• [REQUIRED WORK]: Set down each record exactly as written.

** BEGIN INPUT **

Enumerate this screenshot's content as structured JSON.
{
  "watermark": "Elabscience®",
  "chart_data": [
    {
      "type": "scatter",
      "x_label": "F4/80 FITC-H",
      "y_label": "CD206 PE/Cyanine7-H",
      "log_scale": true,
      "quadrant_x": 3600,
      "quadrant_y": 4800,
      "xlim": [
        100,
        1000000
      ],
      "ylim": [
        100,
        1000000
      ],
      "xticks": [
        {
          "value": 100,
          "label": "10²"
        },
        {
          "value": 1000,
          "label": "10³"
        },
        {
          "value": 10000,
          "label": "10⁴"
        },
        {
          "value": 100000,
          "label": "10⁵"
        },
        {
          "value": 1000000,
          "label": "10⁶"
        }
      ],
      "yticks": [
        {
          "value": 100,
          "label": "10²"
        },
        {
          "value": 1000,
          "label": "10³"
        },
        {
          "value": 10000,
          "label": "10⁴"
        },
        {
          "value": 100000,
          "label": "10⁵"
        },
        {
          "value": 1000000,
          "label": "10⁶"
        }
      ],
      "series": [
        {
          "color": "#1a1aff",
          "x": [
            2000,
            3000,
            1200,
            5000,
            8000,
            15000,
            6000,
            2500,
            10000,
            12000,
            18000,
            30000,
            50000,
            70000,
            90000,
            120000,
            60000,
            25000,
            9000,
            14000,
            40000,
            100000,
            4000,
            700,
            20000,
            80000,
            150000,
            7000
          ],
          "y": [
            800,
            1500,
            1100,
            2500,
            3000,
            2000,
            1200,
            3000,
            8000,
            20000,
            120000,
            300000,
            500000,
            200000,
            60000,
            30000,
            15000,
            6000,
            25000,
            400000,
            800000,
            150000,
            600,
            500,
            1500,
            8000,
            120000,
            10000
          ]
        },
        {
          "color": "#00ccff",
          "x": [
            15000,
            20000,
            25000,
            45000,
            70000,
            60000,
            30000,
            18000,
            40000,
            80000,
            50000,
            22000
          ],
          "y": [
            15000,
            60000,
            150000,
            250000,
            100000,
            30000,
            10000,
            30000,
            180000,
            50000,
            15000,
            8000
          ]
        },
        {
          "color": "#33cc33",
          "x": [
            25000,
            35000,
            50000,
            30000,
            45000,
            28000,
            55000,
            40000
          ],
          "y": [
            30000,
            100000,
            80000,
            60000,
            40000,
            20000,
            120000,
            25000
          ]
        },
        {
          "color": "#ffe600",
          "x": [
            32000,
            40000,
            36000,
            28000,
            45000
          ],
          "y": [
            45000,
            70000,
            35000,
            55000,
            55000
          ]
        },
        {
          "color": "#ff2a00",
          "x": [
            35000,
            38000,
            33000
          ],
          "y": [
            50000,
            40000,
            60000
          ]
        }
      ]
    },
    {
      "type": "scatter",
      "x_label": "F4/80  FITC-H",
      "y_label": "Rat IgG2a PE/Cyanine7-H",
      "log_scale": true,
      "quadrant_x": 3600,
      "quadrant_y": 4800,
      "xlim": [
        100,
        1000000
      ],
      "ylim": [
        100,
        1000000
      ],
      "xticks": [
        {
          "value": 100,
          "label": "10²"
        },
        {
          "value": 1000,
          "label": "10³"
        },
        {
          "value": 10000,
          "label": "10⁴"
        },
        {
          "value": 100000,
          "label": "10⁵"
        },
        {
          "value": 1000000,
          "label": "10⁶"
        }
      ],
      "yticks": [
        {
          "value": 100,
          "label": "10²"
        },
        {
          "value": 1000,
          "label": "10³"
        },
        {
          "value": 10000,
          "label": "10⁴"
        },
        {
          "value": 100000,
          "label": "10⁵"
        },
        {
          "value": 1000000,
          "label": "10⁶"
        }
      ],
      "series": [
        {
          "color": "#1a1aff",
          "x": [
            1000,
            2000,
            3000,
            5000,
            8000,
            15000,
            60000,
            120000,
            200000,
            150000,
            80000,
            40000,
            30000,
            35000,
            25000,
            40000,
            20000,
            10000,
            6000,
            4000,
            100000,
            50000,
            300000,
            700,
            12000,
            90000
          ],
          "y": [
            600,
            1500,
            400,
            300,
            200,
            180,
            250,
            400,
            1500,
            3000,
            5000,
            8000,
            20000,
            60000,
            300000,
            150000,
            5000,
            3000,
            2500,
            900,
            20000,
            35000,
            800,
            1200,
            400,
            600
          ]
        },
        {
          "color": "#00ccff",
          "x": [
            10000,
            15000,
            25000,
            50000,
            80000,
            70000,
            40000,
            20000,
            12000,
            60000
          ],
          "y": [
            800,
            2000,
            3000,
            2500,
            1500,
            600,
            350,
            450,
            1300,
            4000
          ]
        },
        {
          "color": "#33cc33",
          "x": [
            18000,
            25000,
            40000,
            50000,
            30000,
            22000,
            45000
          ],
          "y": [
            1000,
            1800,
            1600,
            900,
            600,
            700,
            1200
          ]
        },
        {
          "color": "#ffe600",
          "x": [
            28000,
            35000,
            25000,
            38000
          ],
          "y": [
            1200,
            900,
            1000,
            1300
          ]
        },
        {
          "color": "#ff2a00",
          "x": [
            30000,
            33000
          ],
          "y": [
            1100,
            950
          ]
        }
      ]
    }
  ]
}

** END INPUT **

• [RESULT]:
Enumerate this screenshot's content as structured JSON.
{
  "watermark": "Elabscience®",
  "chart_data": [
    {
      "type": "scatter",
      "x_label": "F4/80 FITC-H",
      "y_label": "CD206 PE/Cyanine7-H",
      "log_scale": true,
      "quadrant_x": 3600,
      "quadrant_y": 4800,
      "xlim": [
        100,
        1000000
      ],
      "ylim": [
        100,
        1000000
      ],
      "xticks": [
        {
          "value": 100,
          "label": "10²"
        },
        {
          "value": 1000,
          "label": "10³"
        },
        {
          "value": 10000,
          "label": "10⁴"
        },
        {
          "value": 100000,
          "label": "10⁵"
        },
        {
          "value": 1000000,
          "label": "10⁶"
        }
      ],
      "yticks": [
        {
          "value": 100,
          "label": "10²"
        },
        {
          "value": 1000,
          "label": "10³"
        },
        {
          "value": 10000,
          "label": "10⁴"
        },
        {
          "value": 100000,
          "label": "10⁵"
        },
        {
          "value": 1000000,
          "label": "10⁶"
        }
      ],
      "series": [
        {
          "color": "#1a1aff",
          "x": [
            2000,
            3000,
            1200,
            5000,
            8000,
            15000,
            6000,
            2500,
            10000,
            12000,
            18000,
            30000,
            50000,
            70000,
            90000,
            120000,
            60000,
            25000,
            9000,
            14000,
            40000,
            100000,
            4000,
            700,
            20000,
            80000,
            150000,
            7000
          ],
          "y": [
            800,
            1500,
            1100,
            2500,
            3000,
            2000,
            1200,
            3000,
            8000,
            20000,
            120000,
            300000,
            500000,
            200000,
            60000,
            30000,
            15000,
            6000,
            25000,
            400000,
            800000,
            150000,
            600,
            500,
            1500,
            8000,
            120000,
            10000
          ]
        },
        {
          "color": "#00ccff",
          "x": [
            15000,
            20000,
            25000,
            45000,
            70000,
            60000,
            30000,
            18000,
            40000,
            80000,
            50000,
            22000
          ],
          "y": [
            15000,
            60000,
            150000,
            250000,
            100000,
            30000,
            10000,
            30000,
            180000,
            50000,
            15000,
            8000
          ]
        },
        {
          "color": "#33cc33",
          "x": [
            25000,
            35000,
            50000,
            30000,
            45000,
            28000,
            55000,
            40000
          ],
          "y": [
            30000,
            100000,
            80000,
            60000,
            40000,
            20000,
            120000,
            25000
          ]
        },
        {
          "color": "#ffe600",
          "x": [
            32000,
            40000,
            36000,
            28000,
            45000
          ],
          "y": [
            45000,
            70000,
            35000,
            55000,
            55000
          ]
        },
        {
          "color": "#ff2a00",
          "x": [
            35000,
            38000,
            33000
          ],
          "y": [
            50000,
            40000,
            60000
          ]
        }
      ]
    },
    {
      "type": "scatter",
      "x_label": "F4/80  FITC-H",
      "y_label": "Rat IgG2a PE/Cyanine7-H",
      "log_scale": true,
      "quadrant_x": 3600,
      "quadrant_y": 4800,
      "xlim": [
        100,
        1000000
      ],
      "ylim": [
        100,
        1000000
      ],
      "xticks": [
        {
          "value": 100,
          "label": "10²"
        },
        {
          "value": 1000,
          "label": "10³"
        },
        {
          "value": 10000,
          "label": "10⁴"
        },
        {
          "value": 100000,
          "label": "10⁵"
        },
        {
          "value": 1000000,
          "label": "10⁶"
        }
      ],
      "yticks": [
        {
          "value": 100,
          "label": "10²"
        },
        {
          "value": 1000,
          "label": "10³"
        },
        {
          "value": 10000,
          "label": "10⁴"
        },
        {
          "value": 100000,
          "label": "10⁵"
        },
        {
          "value": 1000000,
          "label": "10⁶"
        }
      ],
      "series": [
        {
          "color": "#1a1aff",
          "x": [
            1000,
            2000,
            3000,
            5000,
            8000,
            15000,
            60000,
            120000,
            200000,
            150000,
            80000,
            40000,
            30000,
            35000,
            25000,
            40000,
            20000,
            10000,
            6000,
            4000,
            100000,
            50000,
            300000,
            700,
            12000,
            90000
          ],
          "y": [
            600,
            1500,
            400,
            300,
            200,
            180,
            250,
            400,
            1500,
            3000,
            5000,
            8000,
            20000,
            60000,
            300000,
            150000,
            5000,
            3000,
            2500,
            900,
            20000,
            35000,
            800,
            1200,
            400,
            600
          ]
        },
        {
          "color": "#00ccff",
          "x": [
            10000,
            15000,
            25000,
            50000,
            80000,
            70000,
            40000,
            20000,
            12000,
            60000
          ],
          "y": [
            800,
            2000,
            3000,
            2500,
            1500,
            600,
            350,
            450,
            1300,
            4000
          ]
        },
        {
          "color": "#33cc33",
          "x": [
            18000,
            25000,
            40000,
            50000,
            30000,
            22000,
            45000
          ],
          "y": [
            1000,
            1800,
            1600,
            900,
            600,
            700,
            1200
          ]
        },
        {
          "color": "#ffe600",
          "x": [
            28000,
            35000,
            25000,
            38000
          ],
          "y": [
            1200,
            900,
            1000,
            1300
          ]
        },
        {
          "color": "#ff2a00",
          "x": [
            30000,
            33000
          ],
          "y": [
            1100,
            950
          ]
        }
      ]
    }
  ]
}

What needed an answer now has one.